• TASK REQUIREMENTS: Identify each line below containing the string "ylabel" and copy it.
* START GIVEN INFORMATION *
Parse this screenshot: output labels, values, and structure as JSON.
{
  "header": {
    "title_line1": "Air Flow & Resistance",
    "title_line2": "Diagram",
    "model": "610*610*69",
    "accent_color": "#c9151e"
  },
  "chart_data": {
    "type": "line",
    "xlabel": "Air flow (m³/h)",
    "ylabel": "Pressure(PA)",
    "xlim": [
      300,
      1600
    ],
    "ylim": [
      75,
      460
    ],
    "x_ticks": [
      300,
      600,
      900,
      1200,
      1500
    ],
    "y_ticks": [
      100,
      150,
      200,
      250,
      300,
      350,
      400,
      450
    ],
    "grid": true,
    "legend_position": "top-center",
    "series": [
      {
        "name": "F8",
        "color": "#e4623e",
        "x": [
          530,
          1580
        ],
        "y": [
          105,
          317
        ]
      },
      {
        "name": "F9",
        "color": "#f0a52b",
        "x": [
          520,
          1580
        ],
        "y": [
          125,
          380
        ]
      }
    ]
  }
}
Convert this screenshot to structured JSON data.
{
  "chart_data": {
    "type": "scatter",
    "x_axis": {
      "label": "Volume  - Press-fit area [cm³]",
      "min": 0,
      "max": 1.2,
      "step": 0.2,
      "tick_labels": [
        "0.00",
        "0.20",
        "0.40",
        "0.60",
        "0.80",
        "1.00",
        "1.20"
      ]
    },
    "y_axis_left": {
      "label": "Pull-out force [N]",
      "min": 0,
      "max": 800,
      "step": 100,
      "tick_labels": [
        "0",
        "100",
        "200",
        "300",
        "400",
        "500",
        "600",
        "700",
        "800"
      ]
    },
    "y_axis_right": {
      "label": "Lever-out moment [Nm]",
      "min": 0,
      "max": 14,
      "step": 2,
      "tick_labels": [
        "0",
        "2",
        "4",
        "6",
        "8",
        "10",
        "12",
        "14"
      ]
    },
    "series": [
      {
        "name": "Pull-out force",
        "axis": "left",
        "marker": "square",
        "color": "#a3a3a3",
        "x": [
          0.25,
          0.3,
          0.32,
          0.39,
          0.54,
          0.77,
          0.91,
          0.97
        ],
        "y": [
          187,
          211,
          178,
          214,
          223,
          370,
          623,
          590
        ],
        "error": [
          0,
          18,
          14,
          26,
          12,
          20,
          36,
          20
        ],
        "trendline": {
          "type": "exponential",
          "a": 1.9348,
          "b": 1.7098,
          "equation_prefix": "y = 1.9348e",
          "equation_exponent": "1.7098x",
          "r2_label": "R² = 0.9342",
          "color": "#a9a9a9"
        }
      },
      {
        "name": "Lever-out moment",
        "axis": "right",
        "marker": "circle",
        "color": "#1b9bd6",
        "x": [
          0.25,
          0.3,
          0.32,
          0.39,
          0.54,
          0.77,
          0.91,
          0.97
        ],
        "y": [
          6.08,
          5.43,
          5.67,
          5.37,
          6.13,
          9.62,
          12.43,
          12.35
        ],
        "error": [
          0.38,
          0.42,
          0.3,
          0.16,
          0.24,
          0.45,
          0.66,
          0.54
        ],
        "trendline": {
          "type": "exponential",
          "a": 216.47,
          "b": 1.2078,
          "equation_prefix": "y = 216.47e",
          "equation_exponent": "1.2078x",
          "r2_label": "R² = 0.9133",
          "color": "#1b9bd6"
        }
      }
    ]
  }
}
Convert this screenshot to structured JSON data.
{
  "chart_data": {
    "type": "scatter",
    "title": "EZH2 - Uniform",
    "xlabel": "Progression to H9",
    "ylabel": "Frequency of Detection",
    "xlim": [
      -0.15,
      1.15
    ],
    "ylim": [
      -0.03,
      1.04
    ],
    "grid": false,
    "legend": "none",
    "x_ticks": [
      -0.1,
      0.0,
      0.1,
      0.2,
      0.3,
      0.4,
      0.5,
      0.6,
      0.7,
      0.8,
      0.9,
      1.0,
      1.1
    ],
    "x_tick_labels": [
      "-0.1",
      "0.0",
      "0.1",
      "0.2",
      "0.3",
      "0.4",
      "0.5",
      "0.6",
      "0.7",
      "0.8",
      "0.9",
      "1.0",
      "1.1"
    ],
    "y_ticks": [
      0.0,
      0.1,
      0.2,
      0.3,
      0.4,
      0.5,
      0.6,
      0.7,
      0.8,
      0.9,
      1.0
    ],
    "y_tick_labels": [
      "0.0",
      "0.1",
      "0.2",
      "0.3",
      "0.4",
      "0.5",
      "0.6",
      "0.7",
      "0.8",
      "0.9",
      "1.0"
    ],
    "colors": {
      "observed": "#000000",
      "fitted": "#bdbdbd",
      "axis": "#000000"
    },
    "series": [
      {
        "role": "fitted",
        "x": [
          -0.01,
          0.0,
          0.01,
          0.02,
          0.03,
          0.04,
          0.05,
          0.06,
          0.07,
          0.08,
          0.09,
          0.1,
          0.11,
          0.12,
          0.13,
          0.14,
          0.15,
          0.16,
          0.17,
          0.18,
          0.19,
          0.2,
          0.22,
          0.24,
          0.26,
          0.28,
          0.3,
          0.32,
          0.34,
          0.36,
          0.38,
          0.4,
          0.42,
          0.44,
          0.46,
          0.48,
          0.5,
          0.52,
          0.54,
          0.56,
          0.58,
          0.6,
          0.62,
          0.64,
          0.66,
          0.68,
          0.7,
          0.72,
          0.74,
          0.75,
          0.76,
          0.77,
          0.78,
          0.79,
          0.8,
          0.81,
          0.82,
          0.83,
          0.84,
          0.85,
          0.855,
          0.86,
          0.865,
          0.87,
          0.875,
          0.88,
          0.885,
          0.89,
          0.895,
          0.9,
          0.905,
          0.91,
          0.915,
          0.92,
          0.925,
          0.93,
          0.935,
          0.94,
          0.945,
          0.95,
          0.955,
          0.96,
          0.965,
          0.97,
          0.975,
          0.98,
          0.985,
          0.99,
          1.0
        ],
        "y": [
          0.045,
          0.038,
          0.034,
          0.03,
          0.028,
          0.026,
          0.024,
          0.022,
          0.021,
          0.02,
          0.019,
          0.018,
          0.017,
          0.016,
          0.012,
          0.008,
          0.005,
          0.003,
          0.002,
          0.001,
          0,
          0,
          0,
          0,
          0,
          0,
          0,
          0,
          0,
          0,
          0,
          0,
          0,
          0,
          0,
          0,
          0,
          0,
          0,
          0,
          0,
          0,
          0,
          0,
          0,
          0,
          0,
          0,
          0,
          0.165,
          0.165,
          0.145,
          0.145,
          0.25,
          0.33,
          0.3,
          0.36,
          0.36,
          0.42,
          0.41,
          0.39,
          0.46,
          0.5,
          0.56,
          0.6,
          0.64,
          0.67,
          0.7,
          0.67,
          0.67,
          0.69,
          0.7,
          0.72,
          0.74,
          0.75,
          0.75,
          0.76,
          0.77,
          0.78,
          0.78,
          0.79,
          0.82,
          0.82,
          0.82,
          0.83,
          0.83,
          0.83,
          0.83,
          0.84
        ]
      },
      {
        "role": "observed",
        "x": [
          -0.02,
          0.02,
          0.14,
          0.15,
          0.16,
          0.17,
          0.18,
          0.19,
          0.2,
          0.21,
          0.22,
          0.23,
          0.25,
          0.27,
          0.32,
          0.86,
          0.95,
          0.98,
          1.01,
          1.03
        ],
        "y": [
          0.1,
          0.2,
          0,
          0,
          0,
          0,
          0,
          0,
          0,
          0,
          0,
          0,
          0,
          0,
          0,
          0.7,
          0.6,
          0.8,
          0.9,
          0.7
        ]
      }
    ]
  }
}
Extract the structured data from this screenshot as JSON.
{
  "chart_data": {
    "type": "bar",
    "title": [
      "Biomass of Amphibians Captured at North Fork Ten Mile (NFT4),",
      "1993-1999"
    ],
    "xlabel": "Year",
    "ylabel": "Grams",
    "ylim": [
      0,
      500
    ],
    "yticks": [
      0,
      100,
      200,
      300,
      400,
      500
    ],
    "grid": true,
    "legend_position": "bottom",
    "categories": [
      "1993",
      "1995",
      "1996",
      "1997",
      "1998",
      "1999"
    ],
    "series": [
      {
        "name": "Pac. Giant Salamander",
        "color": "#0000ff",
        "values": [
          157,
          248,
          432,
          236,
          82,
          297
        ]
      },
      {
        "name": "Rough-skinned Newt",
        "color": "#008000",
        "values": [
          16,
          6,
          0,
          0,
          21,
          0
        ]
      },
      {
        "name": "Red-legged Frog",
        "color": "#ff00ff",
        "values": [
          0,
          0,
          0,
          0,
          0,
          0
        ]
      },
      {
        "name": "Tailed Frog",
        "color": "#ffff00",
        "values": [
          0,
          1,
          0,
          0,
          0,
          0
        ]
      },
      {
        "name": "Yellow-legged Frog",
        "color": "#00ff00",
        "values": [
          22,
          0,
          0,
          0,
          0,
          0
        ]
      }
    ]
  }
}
* END GIVEN INFORMATION *
• IN RESPONSE:
    "ylabel": "Pressure(PA)",
    "ylabel": "Frequency of Detection",
    "ylabel": "Grams",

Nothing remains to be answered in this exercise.